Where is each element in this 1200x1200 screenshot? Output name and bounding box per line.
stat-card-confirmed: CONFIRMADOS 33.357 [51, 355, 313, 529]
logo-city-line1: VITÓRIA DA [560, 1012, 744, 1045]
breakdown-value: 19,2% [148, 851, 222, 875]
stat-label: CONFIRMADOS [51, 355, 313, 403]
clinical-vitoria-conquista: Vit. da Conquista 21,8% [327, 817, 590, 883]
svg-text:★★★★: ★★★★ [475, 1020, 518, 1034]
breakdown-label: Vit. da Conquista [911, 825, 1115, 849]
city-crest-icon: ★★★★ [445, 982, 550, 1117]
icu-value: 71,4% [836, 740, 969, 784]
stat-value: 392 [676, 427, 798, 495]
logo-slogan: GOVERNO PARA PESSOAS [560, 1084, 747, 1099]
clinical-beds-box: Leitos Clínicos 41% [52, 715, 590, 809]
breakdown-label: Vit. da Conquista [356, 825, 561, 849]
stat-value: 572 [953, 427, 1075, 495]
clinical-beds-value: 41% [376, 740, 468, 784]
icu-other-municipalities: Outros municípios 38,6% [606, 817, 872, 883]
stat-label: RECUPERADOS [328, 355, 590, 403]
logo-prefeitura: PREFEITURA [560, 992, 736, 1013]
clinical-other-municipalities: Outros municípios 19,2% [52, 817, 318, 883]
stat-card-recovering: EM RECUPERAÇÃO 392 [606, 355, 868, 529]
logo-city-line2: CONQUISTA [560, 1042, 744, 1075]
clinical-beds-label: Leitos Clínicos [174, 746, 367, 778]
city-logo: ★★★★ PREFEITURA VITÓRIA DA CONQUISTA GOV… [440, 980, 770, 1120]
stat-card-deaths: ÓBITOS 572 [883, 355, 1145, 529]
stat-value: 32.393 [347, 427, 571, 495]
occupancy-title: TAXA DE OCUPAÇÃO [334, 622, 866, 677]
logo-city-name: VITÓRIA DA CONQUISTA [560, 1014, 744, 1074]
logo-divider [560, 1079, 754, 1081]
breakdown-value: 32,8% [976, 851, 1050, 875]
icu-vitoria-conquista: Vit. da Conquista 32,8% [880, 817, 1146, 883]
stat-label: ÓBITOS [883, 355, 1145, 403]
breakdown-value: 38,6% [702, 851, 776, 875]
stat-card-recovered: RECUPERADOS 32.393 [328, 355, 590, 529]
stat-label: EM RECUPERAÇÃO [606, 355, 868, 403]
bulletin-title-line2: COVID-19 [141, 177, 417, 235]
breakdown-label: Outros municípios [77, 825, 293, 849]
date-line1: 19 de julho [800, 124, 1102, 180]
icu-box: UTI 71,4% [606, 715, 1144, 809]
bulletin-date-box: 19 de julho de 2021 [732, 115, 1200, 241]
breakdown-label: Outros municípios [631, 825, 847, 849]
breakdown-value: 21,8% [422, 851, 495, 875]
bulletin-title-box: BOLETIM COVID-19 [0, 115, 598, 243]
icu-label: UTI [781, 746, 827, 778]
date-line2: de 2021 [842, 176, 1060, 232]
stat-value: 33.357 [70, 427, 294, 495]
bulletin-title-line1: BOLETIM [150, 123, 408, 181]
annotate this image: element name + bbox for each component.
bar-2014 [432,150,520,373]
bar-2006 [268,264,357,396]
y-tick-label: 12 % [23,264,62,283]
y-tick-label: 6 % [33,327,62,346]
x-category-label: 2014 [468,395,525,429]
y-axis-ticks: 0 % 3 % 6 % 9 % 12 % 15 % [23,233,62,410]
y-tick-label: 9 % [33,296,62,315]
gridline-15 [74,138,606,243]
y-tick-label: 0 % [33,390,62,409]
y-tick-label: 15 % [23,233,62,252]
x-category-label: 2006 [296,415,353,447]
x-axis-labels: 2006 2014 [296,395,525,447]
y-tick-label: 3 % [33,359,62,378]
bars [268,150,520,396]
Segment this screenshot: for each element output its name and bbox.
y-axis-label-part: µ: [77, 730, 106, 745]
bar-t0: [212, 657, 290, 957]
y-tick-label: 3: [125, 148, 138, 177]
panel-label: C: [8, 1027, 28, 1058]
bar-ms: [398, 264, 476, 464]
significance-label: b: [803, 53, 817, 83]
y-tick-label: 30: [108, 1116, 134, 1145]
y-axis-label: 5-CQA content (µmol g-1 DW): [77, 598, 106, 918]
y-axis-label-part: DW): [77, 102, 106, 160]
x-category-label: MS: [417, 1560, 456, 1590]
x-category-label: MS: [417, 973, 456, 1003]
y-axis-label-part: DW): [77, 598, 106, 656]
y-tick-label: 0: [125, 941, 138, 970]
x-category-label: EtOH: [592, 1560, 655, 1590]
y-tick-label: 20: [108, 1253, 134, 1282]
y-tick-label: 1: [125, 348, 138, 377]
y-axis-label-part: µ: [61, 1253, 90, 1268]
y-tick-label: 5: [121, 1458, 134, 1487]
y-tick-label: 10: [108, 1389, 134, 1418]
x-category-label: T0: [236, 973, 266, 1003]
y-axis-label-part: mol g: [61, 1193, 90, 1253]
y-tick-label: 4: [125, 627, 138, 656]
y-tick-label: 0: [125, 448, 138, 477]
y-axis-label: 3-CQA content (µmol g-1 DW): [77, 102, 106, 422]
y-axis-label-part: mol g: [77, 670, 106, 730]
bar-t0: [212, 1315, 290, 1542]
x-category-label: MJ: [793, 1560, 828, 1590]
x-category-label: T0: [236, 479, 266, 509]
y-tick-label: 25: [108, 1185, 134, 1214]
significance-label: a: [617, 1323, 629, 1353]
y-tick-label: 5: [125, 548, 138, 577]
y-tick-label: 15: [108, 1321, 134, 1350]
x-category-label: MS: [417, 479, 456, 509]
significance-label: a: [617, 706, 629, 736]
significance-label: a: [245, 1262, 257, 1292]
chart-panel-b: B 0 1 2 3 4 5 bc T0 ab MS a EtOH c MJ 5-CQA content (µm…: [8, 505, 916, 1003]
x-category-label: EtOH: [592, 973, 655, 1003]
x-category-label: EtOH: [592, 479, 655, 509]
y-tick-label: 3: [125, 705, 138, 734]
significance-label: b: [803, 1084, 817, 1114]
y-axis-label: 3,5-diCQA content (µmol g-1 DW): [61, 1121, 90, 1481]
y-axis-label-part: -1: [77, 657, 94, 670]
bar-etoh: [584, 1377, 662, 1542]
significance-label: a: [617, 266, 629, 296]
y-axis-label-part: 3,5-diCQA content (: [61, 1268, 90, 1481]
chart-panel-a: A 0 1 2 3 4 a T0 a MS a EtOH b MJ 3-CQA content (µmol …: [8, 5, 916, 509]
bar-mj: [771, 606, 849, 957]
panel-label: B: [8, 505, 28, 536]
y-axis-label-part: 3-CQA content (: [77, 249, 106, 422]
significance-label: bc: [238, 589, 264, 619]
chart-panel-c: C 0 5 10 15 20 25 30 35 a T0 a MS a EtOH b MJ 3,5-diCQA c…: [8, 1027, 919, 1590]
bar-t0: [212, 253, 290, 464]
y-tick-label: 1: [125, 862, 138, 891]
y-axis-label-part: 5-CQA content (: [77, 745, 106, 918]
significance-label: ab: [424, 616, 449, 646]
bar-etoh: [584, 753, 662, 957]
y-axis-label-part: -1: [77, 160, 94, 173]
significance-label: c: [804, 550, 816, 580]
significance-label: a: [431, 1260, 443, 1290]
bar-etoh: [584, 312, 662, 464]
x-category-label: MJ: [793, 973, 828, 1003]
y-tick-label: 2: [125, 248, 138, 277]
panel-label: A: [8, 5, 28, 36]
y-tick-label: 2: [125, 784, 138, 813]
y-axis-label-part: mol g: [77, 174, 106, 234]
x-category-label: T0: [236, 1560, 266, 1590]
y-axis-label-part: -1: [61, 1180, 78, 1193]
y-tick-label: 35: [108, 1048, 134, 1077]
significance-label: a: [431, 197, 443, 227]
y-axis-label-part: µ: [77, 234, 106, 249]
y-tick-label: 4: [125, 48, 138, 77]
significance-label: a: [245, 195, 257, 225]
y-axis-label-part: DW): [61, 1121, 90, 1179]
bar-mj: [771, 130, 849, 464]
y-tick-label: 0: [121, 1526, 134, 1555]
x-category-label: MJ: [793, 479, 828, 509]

What you need to do —
Write out the lines of the listing from its start through the line containing "svg-text:★★★★: ★★★★ [475, 1020, 518, 1034]", inclusive, and reproduce them unchanged.

Solution for this problem —
Where is each element in this 1200x1200 screenshot? Output name and bounding box per line.
stat-card-confirmed: CONFIRMADOS 33.357 [51, 355, 313, 529]
logo-city-line1: VITÓRIA DA [560, 1012, 744, 1045]
breakdown-value: 19,2% [148, 851, 222, 875]
stat-label: CONFIRMADOS [51, 355, 313, 403]
clinical-vitoria-conquista: Vit. da Conquista 21,8% [327, 817, 590, 883]
svg-text:★★★★: ★★★★ [475, 1020, 518, 1034]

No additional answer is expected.